REQUIREMENT
Go over the records and count each line that has the string "mitosy". Give the number and nothing else.

Start of RECORDS SUPPLIED

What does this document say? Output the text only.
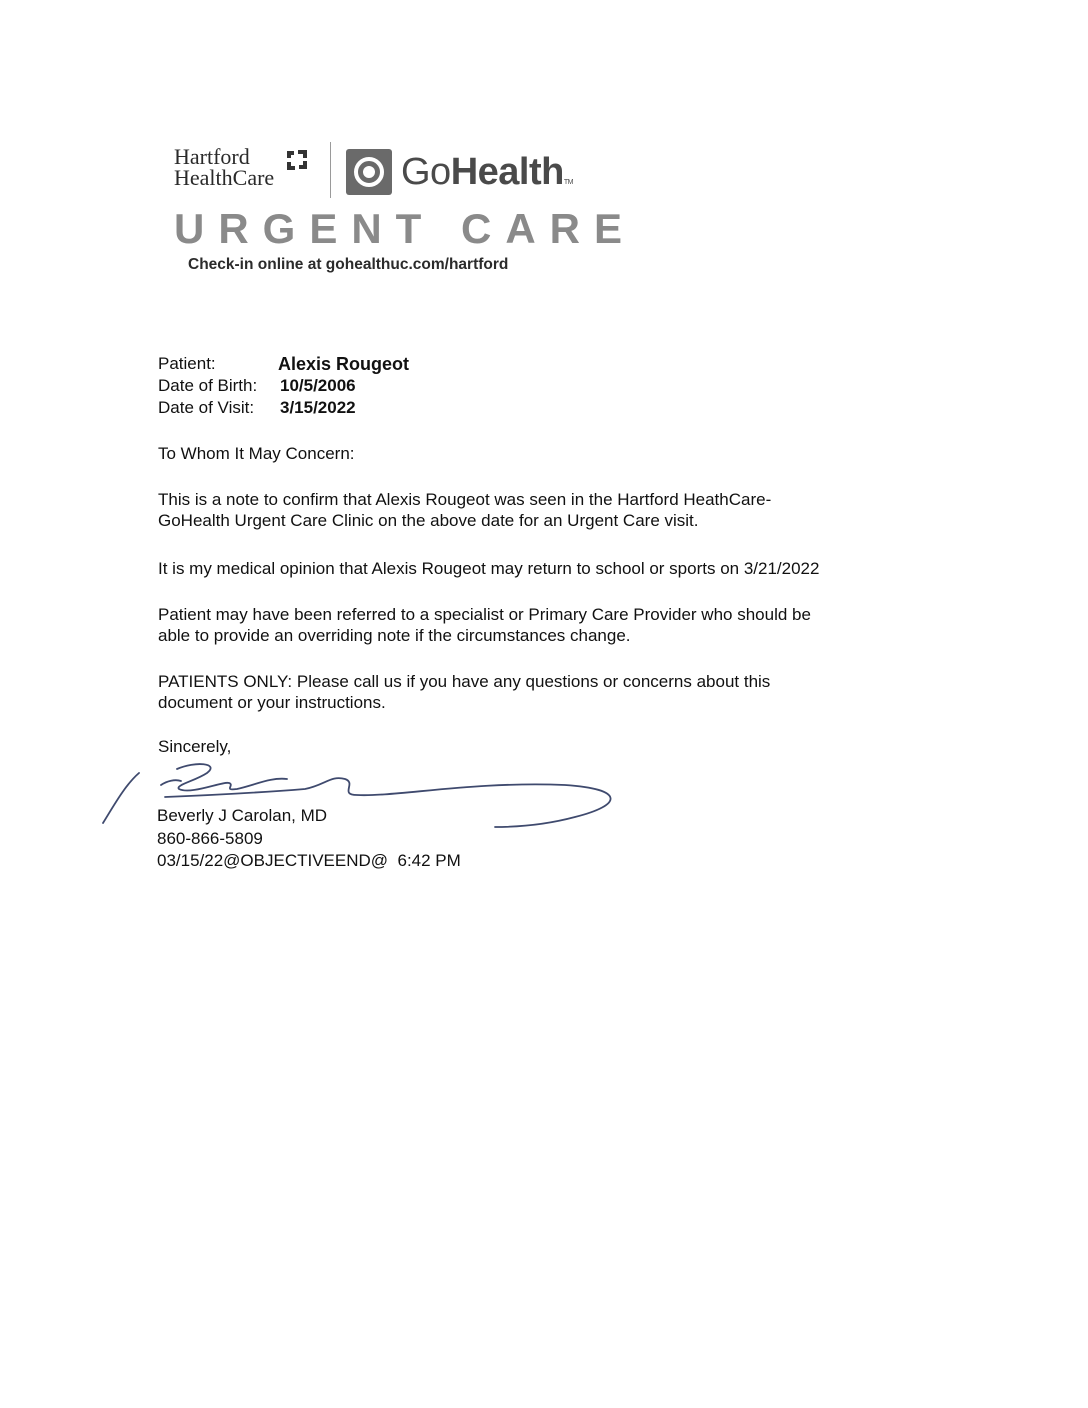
Hartford
HealthCare	GoHealthTM
URGENT CARE
Check-in online at gohealthuc.com/hartford
Patient:	Alexis Rougeot
Date of Birth: 10/5/2006
Date of Visit: 3/15/2022
To Whom It May Concern:

This is a note to confirm that Alexis Rougeot was seen in the Hartford HeathCare-

GoHealth Urgent Care Clinic on the above date for an Urgent Care visit.

It is my medical opinion that Alexis Rougeot may return to school or sports on 3/21/2022

Patient may have been referred to a specialist or Primary Care Provider who should be

able to provide an overriding note if the circumstances change.

PATIENTS ONLY: Please call us if you have any questions or concerns about this

document or your instructions.

Sincerely,
Beverly J Carolan, MD
860-866-5809
03/15/22@OBJECTIVEEND@  6:42 PM
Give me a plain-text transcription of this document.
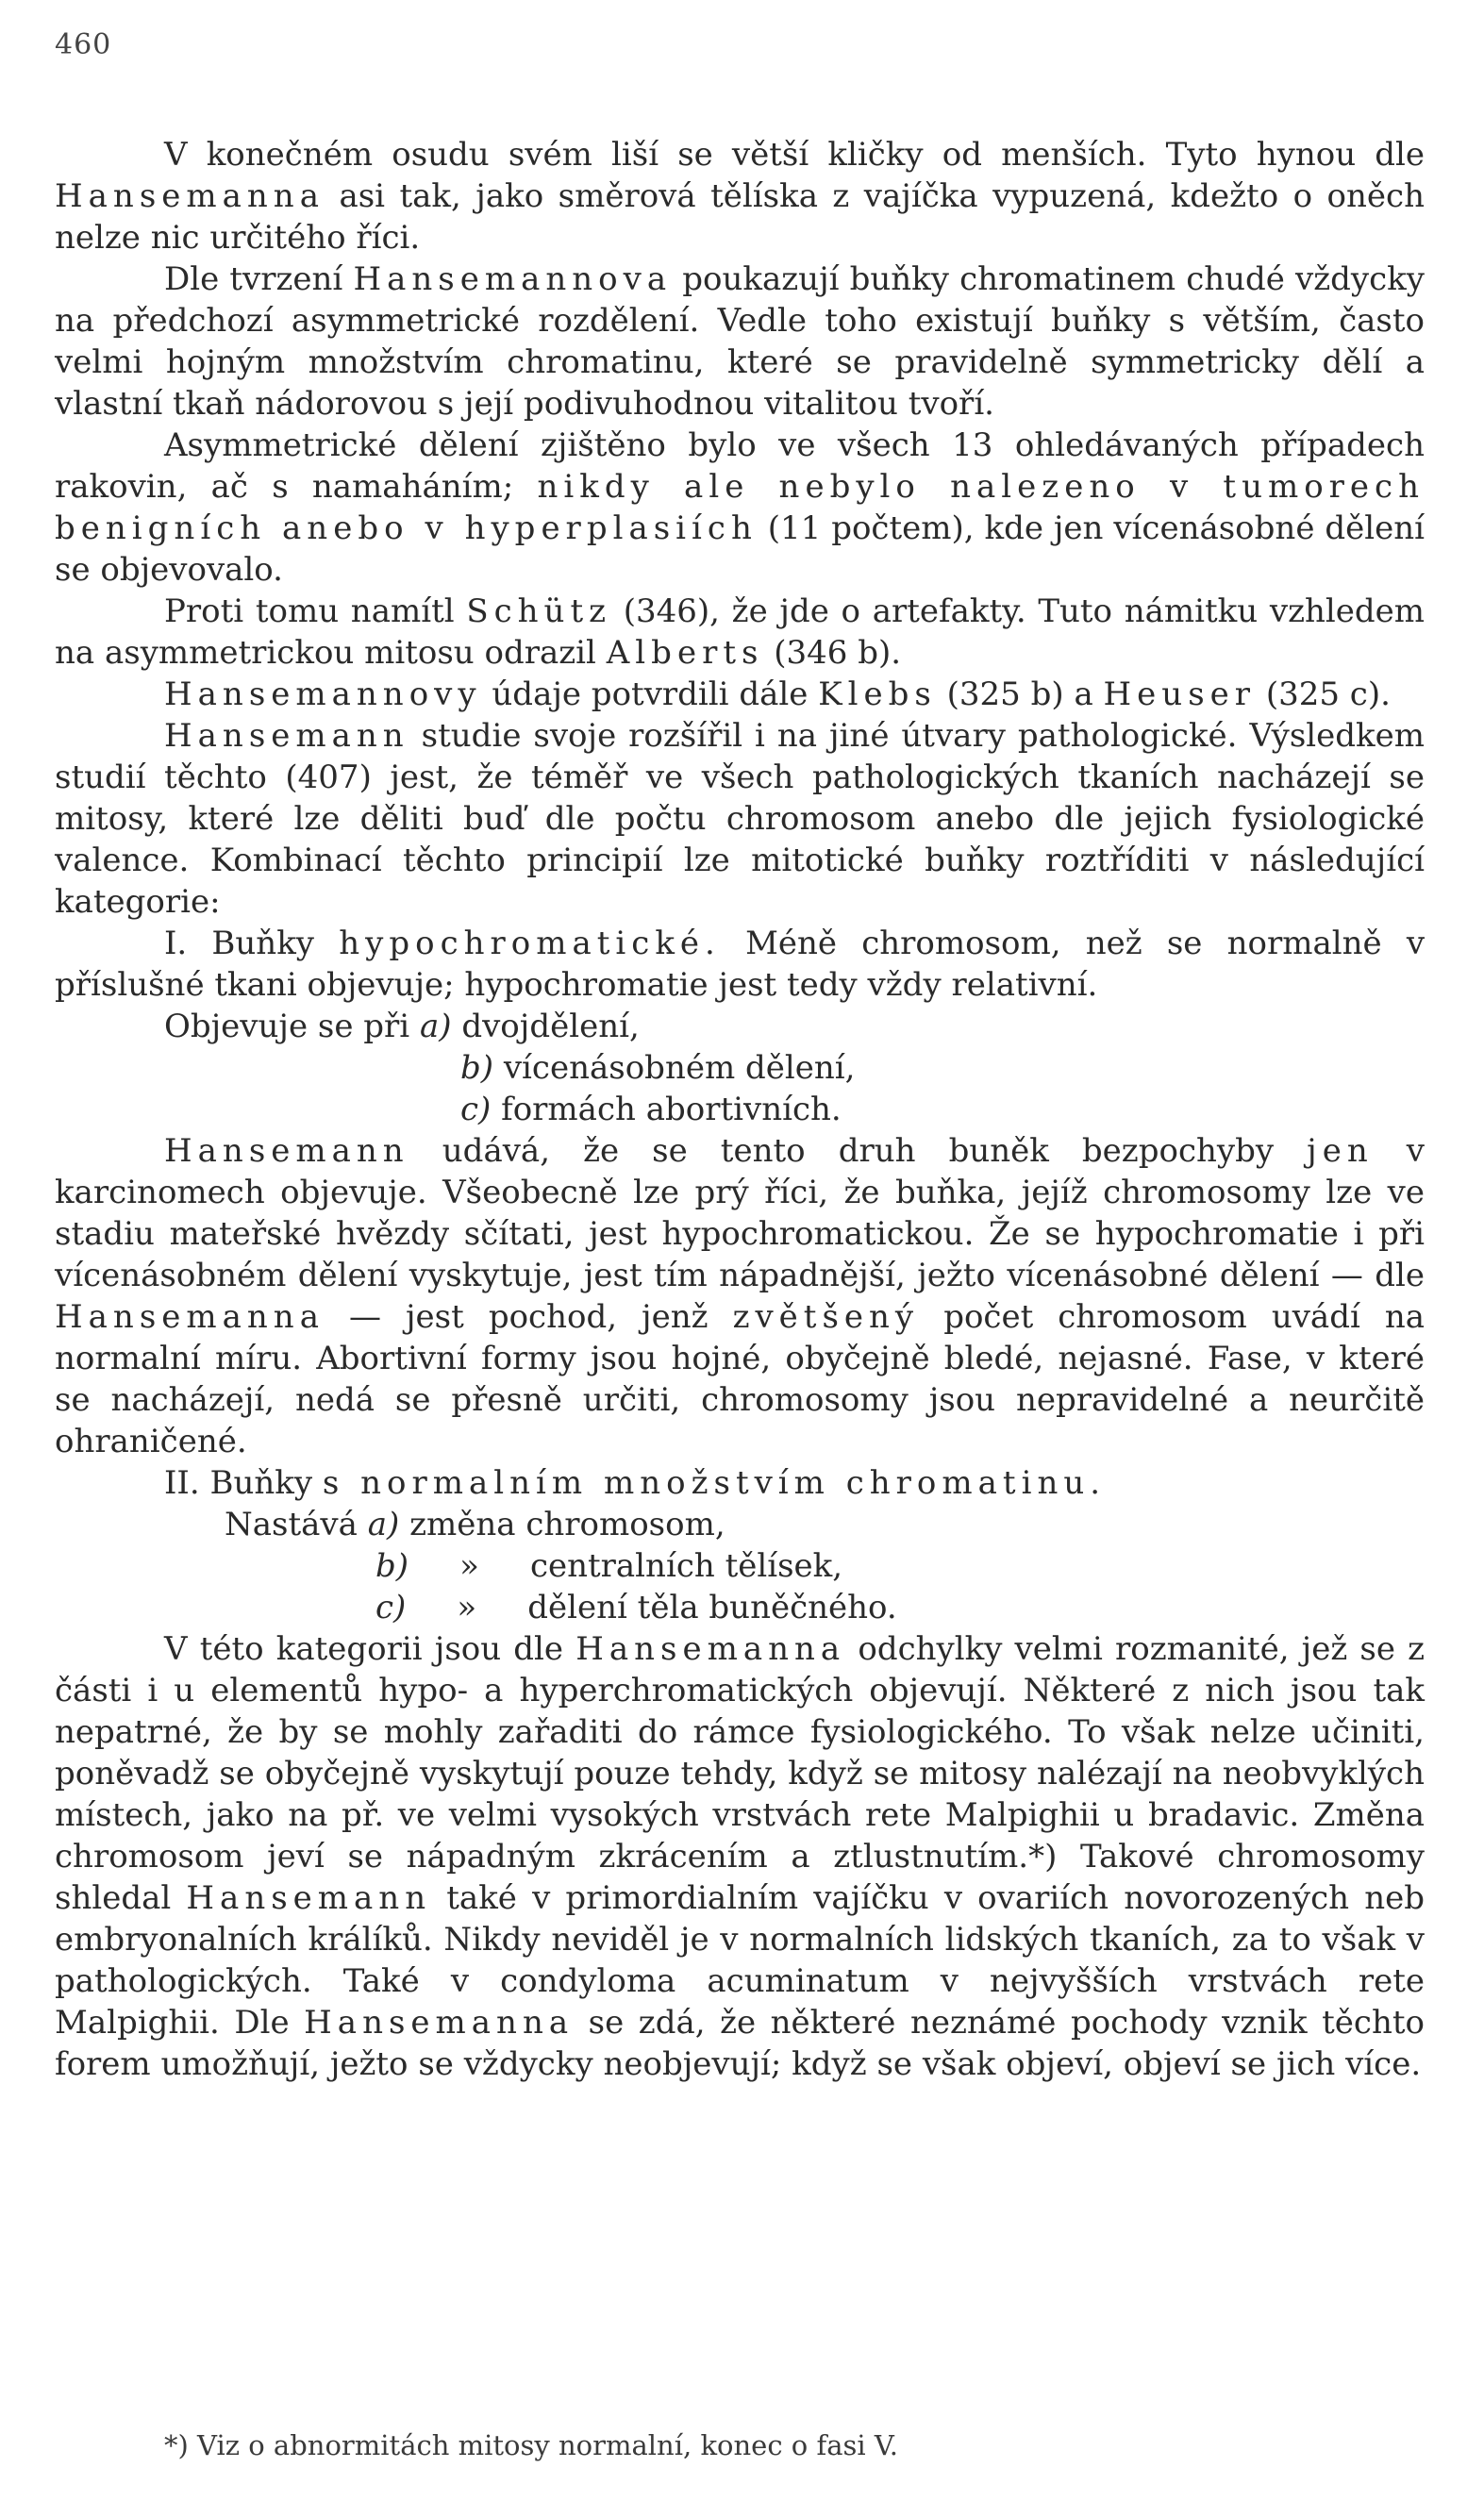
460

V konečném osudu svém liší se větší kličky od menších. Tyto hynou dle Hansemanna asi tak, jako směrová tělíska z vajíčka vypuzená, kdežto o oněch nelze nic určitého říci.

Dle tvrzení Hansemannova poukazují buňky chromatinem chudé vždycky na předchozí asymmetrické rozdělení. Vedle toho existují buňky s větším, často velmi hojným množstvím chromatinu, které se pravidelně symmetricky dělí a vlastní tkaň nádorovou s její podivuhodnou vitalitou tvoří.

Asymmetrické dělení zjištěno bylo ve všech 13 ohledávaných případech rakovin, ač s namaháním; nikdy ale nebylo nalezeno v tumorech benigních anebo v hyperplasiích (11 počtem), kde jen vícenásobné dělení se objevovalo.

Proti tomu namítl Schütz (346), že jde o artefakty. Tuto námitku vzhledem na asymmetrickou mitosu odrazil Alberts (346 b).

Hansemannovy údaje potvrdili dále Klebs (325 b) a Heuser (325 c).

Hansemann studie svoje rozšířil i na jiné útvary pathologické. Výsledkem studií těchto (407) jest, že téměř ve všech pathologických tkaních nacházejí se mitosy, které lze děliti buď dle počtu chromosom anebo dle jejich fysiologické valence. Kombinací těchto principií lze mitotické buňky roztříditi v následující kategorie:

I. Buňky hypochromatické. Méně chromosom, než se normalně v příslušné tkani objevuje; hypochromatie jest tedy vždy relativní.

Objevuje se při a) dvojdělení,

b) vícenásobném dělení,

c) formách abortivních.

Hansemann udává, že se tento druh buněk bezpochyby jen v karcinomech objevuje. Všeobecně lze prý říci, že buňka, jejíž chromosomy lze ve stadiu mateřské hvězdy sčítati, jest hypochromatickou. Že se hypochromatie i při vícenásobném dělení vyskytuje, jest tím nápadnější, ježto vícenásobné dělení — dle Hansemanna — jest pochod, jenž zvětšený počet chromosom uvádí na normalní míru. Abortivní formy jsou hojné, obyčejně bledé, nejasné. Fase, v které se nacházejí, nedá se přesně určiti, chromosomy jsou nepravidelné a neurčitě ohraničené.

II. Buňky s normalním množstvím chromatinu.

Nastává a) změna chromosom,

b) » centralních tělísek,

c) » dělení těla buněčného.

V této kategorii jsou dle Hansemanna odchylky velmi rozmanité, jež se z části i u elementů hypo- a hyperchromatických objevují. Některé z nich jsou tak nepatrné, že by se mohly zařaditi do rámce fysiologického. To však nelze učiniti, poněvadž se obyčejně vyskytují pouze tehdy, když se mitosy nalézají na neobvyklých místech, jako na př. ve velmi vysokých vrstvách rete Malpighii u bradavic. Změna chromosom jeví se nápadným zkrácením a ztlustnutím.*) Takové chromosomy shledal Hansemann také v primordialním vajíčku v ovariích novorozených neb embryonalních králíků. Nikdy neviděl je v normalních lidských tkaních, za to však v pathologických. Také v condyloma acuminatum v nejvyšších vrstvách rete Malpighii. Dle Hansemanna se zdá, že některé neznámé pochody vznik těchto forem umožňují, ježto se vždycky neobjevují; když se však objeví, objeví se jich více.

*) Viz o abnormitách mitosy normalní, konec o fasi V.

End of RECORDS SUPPLIED

ANSWER SPACE
3